[Input for this task start]
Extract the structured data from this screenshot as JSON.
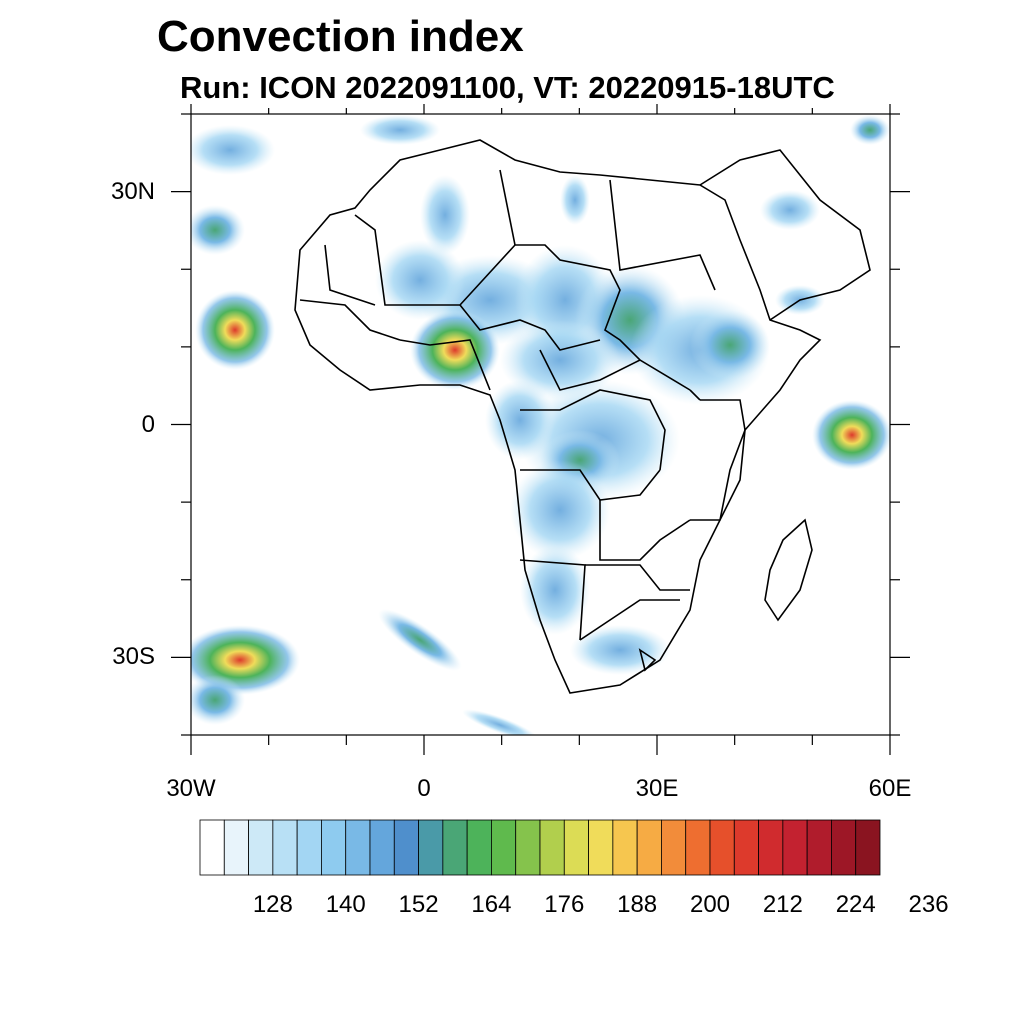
{
  "header": {
    "title": "Convection index",
    "subtitle": "Run: ICON 2022091100,  VT: 20220915-18UTC"
  },
  "map": {
    "region": "Africa",
    "lat_ticks": [
      {
        "label": "30N",
        "lat": 30
      },
      {
        "label": "0",
        "lat": 0
      },
      {
        "label": "30S",
        "lat": -30
      }
    ],
    "lon_ticks": [
      {
        "label": "30W",
        "lon": -30
      },
      {
        "label": "0",
        "lon": 0
      },
      {
        "label": "30E",
        "lon": 30
      },
      {
        "label": "60E",
        "lon": 60
      }
    ],
    "extent": {
      "lon_min": -30,
      "lon_max": 60,
      "lat_min": -40,
      "lat_max": 40
    }
  },
  "colorbar": {
    "labels": [
      "128",
      "140",
      "152",
      "164",
      "176",
      "188",
      "200",
      "212",
      "224",
      "236"
    ],
    "colors": [
      "#ffffff",
      "#e8f4fb",
      "#cde9f7",
      "#b8e0f5",
      "#a3d6f3",
      "#8ecbef",
      "#79b9e6",
      "#64a6dc",
      "#4f8fcc",
      "#4a9aa8",
      "#4aa676",
      "#4db35a",
      "#5fba4d",
      "#85c34c",
      "#b1cf4d",
      "#dcdc55",
      "#f0dc5a",
      "#f6c64f",
      "#f6ab44",
      "#f28c3a",
      "#ee6e30",
      "#e6502b",
      "#dd3a2c",
      "#d02b2e",
      "#c32230",
      "#b01c2c",
      "#9d1726",
      "#8a1420"
    ]
  }
}
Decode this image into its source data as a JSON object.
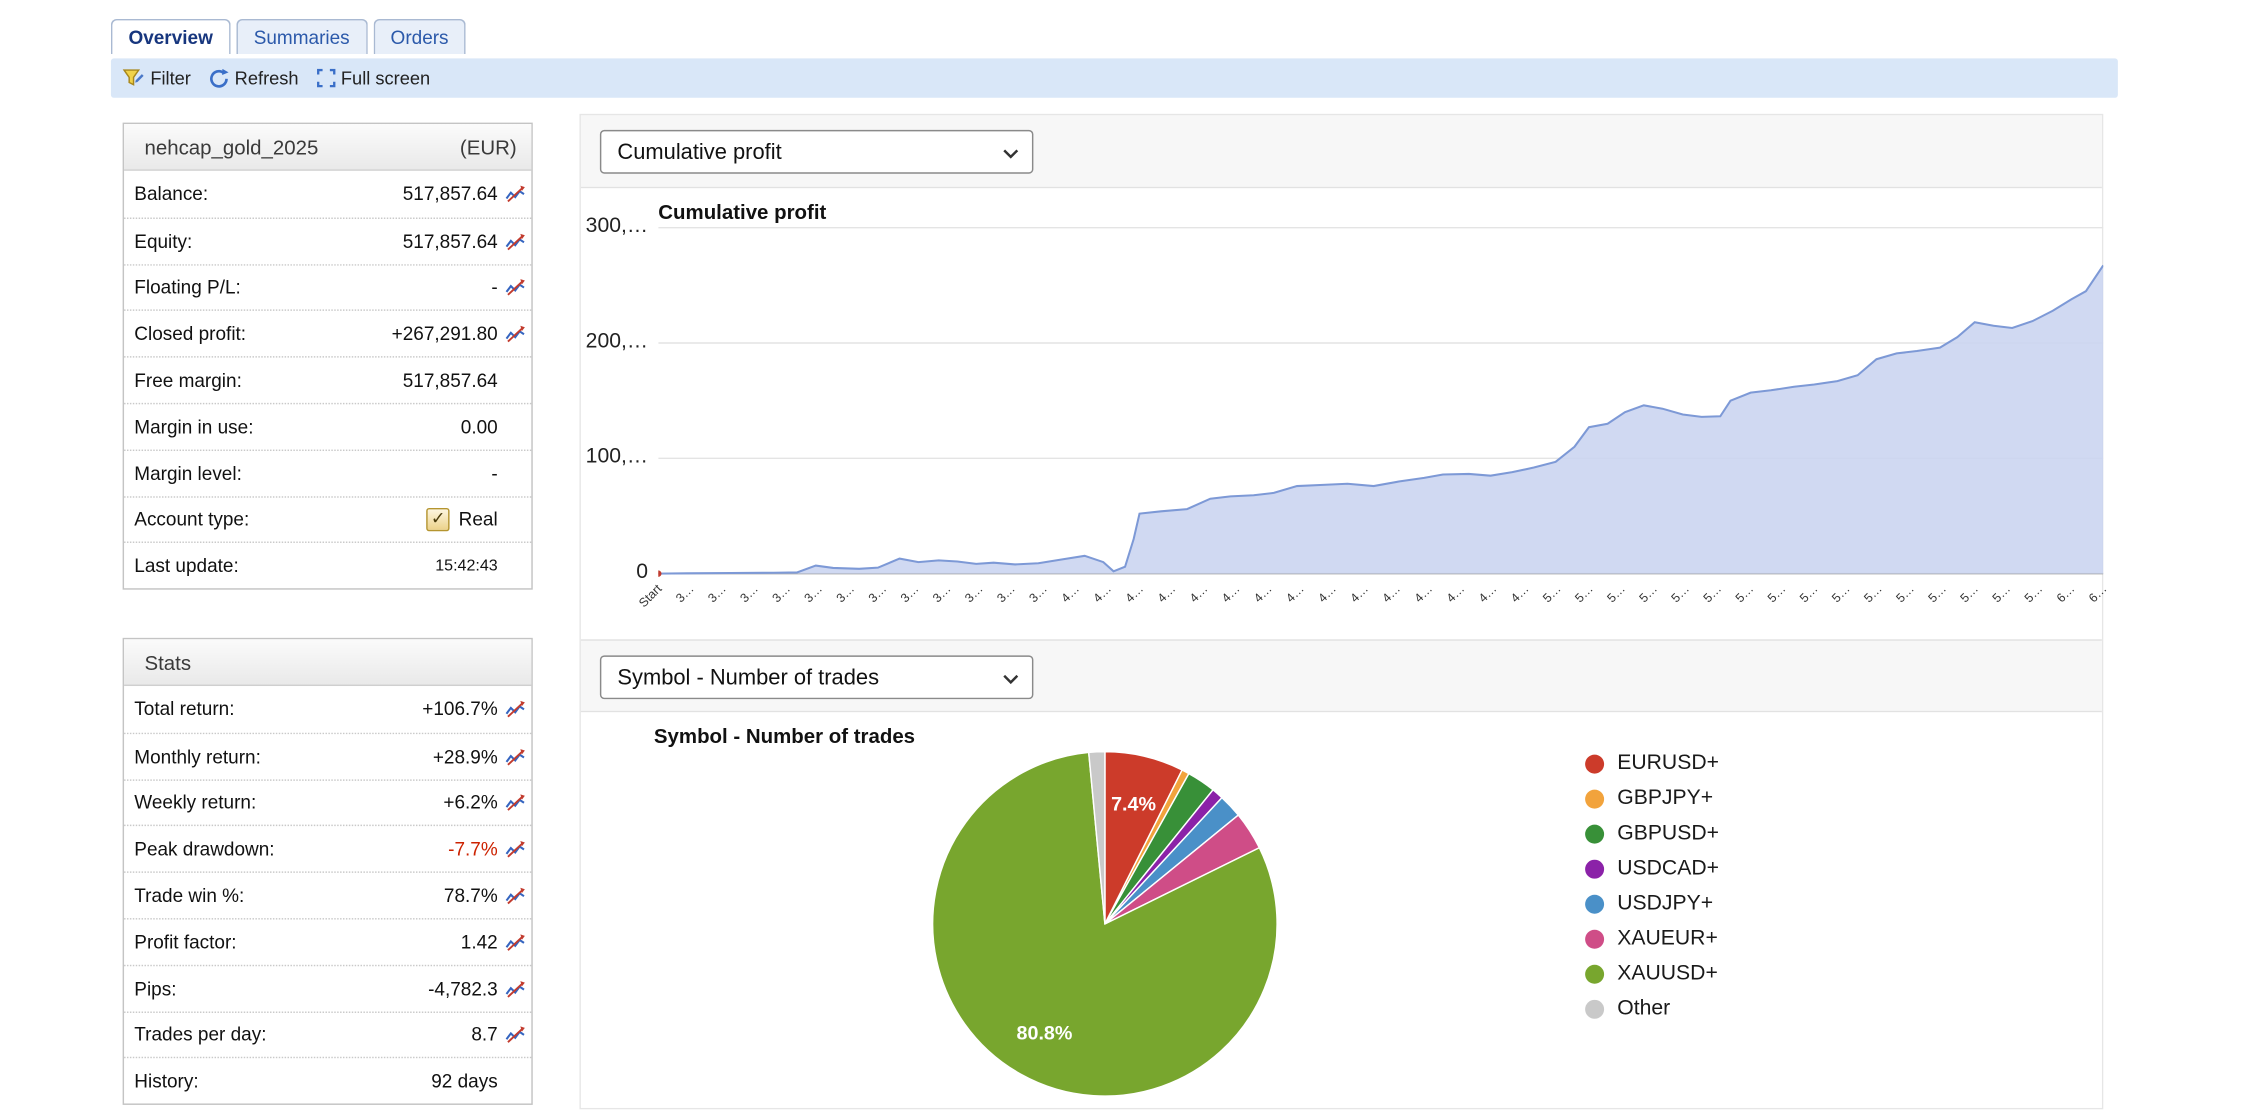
[Input for this task end]
Work to complete:
Every line holding "JSON" should be copied out.

Task result:
Extract the structured data from this screenshot as JSON.
Decode this image into its source data as a JSON object.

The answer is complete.